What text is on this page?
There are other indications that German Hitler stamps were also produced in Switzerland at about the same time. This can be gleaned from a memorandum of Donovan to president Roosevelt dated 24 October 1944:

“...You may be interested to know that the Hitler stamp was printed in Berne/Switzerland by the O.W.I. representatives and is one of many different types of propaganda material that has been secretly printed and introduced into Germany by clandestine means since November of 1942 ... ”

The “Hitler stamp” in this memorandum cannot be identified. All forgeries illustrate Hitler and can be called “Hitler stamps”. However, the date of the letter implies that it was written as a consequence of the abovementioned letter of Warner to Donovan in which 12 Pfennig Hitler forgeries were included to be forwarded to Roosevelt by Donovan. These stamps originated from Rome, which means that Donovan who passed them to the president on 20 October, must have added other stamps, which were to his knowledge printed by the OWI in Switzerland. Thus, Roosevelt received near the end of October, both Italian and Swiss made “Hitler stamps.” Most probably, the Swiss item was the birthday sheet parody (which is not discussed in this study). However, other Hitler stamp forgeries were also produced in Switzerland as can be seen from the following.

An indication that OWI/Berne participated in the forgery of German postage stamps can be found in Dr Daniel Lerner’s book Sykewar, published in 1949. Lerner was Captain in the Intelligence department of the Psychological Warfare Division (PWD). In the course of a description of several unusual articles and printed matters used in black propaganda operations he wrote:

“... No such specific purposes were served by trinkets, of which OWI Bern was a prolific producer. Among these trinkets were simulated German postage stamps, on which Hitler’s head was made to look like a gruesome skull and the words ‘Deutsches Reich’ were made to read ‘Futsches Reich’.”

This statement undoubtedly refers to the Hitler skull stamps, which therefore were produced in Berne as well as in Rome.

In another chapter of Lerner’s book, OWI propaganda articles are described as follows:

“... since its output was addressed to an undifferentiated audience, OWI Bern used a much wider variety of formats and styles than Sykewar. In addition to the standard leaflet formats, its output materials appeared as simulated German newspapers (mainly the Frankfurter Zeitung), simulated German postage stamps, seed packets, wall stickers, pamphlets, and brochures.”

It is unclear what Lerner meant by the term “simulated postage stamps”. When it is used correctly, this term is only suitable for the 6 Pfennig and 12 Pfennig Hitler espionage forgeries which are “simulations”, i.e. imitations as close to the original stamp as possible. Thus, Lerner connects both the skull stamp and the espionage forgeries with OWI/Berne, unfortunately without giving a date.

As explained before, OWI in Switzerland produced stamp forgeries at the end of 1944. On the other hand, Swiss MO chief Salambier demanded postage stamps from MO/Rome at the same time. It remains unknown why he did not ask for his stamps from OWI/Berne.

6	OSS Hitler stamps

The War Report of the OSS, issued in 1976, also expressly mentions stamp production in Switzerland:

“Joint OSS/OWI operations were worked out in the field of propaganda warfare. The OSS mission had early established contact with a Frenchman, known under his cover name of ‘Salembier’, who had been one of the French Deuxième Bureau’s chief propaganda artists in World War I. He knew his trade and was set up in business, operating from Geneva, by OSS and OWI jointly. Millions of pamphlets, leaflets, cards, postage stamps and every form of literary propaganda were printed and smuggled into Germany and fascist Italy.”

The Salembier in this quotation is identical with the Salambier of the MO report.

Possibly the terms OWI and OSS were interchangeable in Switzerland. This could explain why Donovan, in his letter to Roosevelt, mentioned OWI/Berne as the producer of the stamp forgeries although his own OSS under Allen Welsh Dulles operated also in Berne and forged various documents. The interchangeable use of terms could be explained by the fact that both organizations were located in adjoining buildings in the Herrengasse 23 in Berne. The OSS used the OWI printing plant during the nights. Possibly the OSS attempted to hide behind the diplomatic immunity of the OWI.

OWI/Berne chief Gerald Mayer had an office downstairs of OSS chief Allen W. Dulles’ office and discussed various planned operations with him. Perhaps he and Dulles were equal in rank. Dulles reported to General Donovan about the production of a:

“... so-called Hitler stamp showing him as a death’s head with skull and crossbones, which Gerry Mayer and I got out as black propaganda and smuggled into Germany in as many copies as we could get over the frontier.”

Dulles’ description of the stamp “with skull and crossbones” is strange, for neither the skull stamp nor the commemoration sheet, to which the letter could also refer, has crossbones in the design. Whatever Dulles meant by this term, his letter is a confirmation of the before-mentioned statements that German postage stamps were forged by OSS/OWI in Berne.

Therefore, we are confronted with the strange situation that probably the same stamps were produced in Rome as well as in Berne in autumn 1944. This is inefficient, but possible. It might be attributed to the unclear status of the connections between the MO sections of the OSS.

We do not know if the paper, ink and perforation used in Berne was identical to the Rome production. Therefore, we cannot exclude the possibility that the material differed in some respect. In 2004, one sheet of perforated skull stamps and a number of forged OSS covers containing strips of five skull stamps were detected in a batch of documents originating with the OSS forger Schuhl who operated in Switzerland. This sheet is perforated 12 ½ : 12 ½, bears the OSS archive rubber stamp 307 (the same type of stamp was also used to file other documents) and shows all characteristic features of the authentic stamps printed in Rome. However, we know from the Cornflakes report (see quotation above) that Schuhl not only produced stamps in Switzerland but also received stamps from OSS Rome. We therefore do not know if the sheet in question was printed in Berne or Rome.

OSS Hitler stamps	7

---------------

Print again each line of the listing above, exactly as it appears.

What text is on this page?
There are other indications that German Hitler stamps were also produced in Switzerland at about the same time. This can be gleaned from a memorandum of Donovan to president Roosevelt dated 24 October 1944:

“...You may be interested to know that the Hitler stamp was printed in Berne/Switzerland by the O.W.I. representatives and is one of many different types of propaganda material that has been secretly printed and introduced into Germany by clandestine means since November of 1942 ... ”

The “Hitler stamp” in this memorandum cannot be identified. All forgeries illustrate Hitler and can be called “Hitler stamps”. However, the date of the letter implies that it was written as a consequence of the abovementioned letter of Warner to Donovan in which 12 Pfennig Hitler forgeries were included to be forwarded to Roosevelt by Donovan. These stamps originated from Rome, which means that Donovan who passed them to the president on 20 October, must have added other stamps, which were to his knowledge printed by the OWI in Switzerland. Thus, Roosevelt received near the end of October, both Italian and Swiss made “Hitler stamps.” Most probably, the Swiss item was the birthday sheet parody (which is not discussed in this study). However, other Hitler stamp forgeries were also produced in Switzerland as can be seen from the following.

An indication that OWI/Berne participated in the forgery of German postage stamps can be found in Dr Daniel Lerner’s book Sykewar, published in 1949. Lerner was Captain in the Intelligence department of the Psychological Warfare Division (PWD). In the course of a description of several unusual articles and printed matters used in black propaganda operations he wrote:

“... No such specific purposes were served by trinkets, of which OWI Bern was a prolific producer. Among these trinkets were simulated German postage stamps, on which Hitler’s head was made to look like a gruesome skull and the words ‘Deutsches Reich’ were made to read ‘Futsches Reich’.”

This statement undoubtedly refers to the Hitler skull stamps, which therefore were produced in Berne as well as in Rome.

In another chapter of Lerner’s book, OWI propaganda articles are described as follows:

“... since its output was addressed to an undifferentiated audience, OWI Bern used a much wider variety of formats and styles than Sykewar. In addition to the standard leaflet formats, its output materials appeared as simulated German newspapers (mainly the Frankfurter Zeitung), simulated German postage stamps, seed packets, wall stickers, pamphlets, and brochures.”

It is unclear what Lerner meant by the term “simulated postage stamps”. When it is used correctly, this term is only suitable for the 6 Pfennig and 12 Pfennig Hitler espionage forgeries which are “simulations”, i.e. imitations as close to the original stamp as possible. Thus, Lerner connects both the skull stamp and the espionage forgeries with OWI/Berne, unfortunately without giving a date.

As explained before, OWI in Switzerland produced stamp forgeries at the end of 1944. On the other hand, Swiss MO chief Salambier demanded postage stamps from MO/Rome at the same time. It remains unknown why he did not ask for his stamps from OWI/Berne.

6	OSS Hitler stamps

The War Report of the OSS, issued in 1976, also expressly mentions stamp production in Switzerland:

“Joint OSS/OWI operations were worked out in the field of propaganda warfare. The OSS mission had early established contact with a Frenchman, known under his cover name of ‘Salembier’, who had been one of the French Deuxième Bureau’s chief propaganda artists in World War I. He knew his trade and was set up in business, operating from Geneva, by OSS and OWI jointly. Millions of pamphlets, leaflets, cards, postage stamps and every form of literary propaganda were printed and smuggled into Germany and fascist Italy.”

The Salembier in this quotation is identical with the Salambier of the MO report.

Possibly the terms OWI and OSS were interchangeable in Switzerland. This could explain why Donovan, in his letter to Roosevelt, mentioned OWI/Berne as the producer of the stamp forgeries although his own OSS under Allen Welsh Dulles operated also in Berne and forged various documents. The interchangeable use of terms could be explained by the fact that both organizations were located in adjoining buildings in the Herrengasse 23 in Berne. The OSS used the OWI printing plant during the nights. Possibly the OSS attempted to hide behind the diplomatic immunity of the OWI.

OWI/Berne chief Gerald Mayer had an office downstairs of OSS chief Allen W. Dulles’ office and discussed various planned operations with him. Perhaps he and Dulles were equal in rank. Dulles reported to General Donovan about the production of a:

“... so-called Hitler stamp showing him as a death’s head with skull and crossbones, which Gerry Mayer and I got out as black propaganda and smuggled into Germany in as many copies as we could get over the frontier.”

Dulles’ description of the stamp “with skull and crossbones” is strange, for neither the skull stamp nor the commemoration sheet, to which the letter could also refer, has crossbones in the design. Whatever Dulles meant by this term, his letter is a confirmation of the before-mentioned statements that German postage stamps were forged by OSS/OWI in Berne.

Therefore, we are confronted with the strange situation that probably the same stamps were produced in Rome as well as in Berne in autumn 1944. This is inefficient, but possible. It might be attributed to the unclear status of the connections between the MO sections of the OSS.

We do not know if the paper, ink and perforation used in Berne was identical to the Rome production. Therefore, we cannot exclude the possibility that the material differed in some respect. In 2004, one sheet of perforated skull stamps and a number of forged OSS covers containing strips of five skull stamps were detected in a batch of documents originating with the OSS forger Schuhl who operated in Switzerland. This sheet is perforated 12 ½ : 12 ½, bears the OSS archive rubber stamp 307 (the same type of stamp was also used to file other documents) and shows all characteristic features of the authentic stamps printed in Rome. However, we know from the Cornflakes report (see quotation above) that Schuhl not only produced stamps in Switzerland but also received stamps from OSS Rome. We therefore do not know if the sheet in question was printed in Berne or Rome.

OSS Hitler stamps	7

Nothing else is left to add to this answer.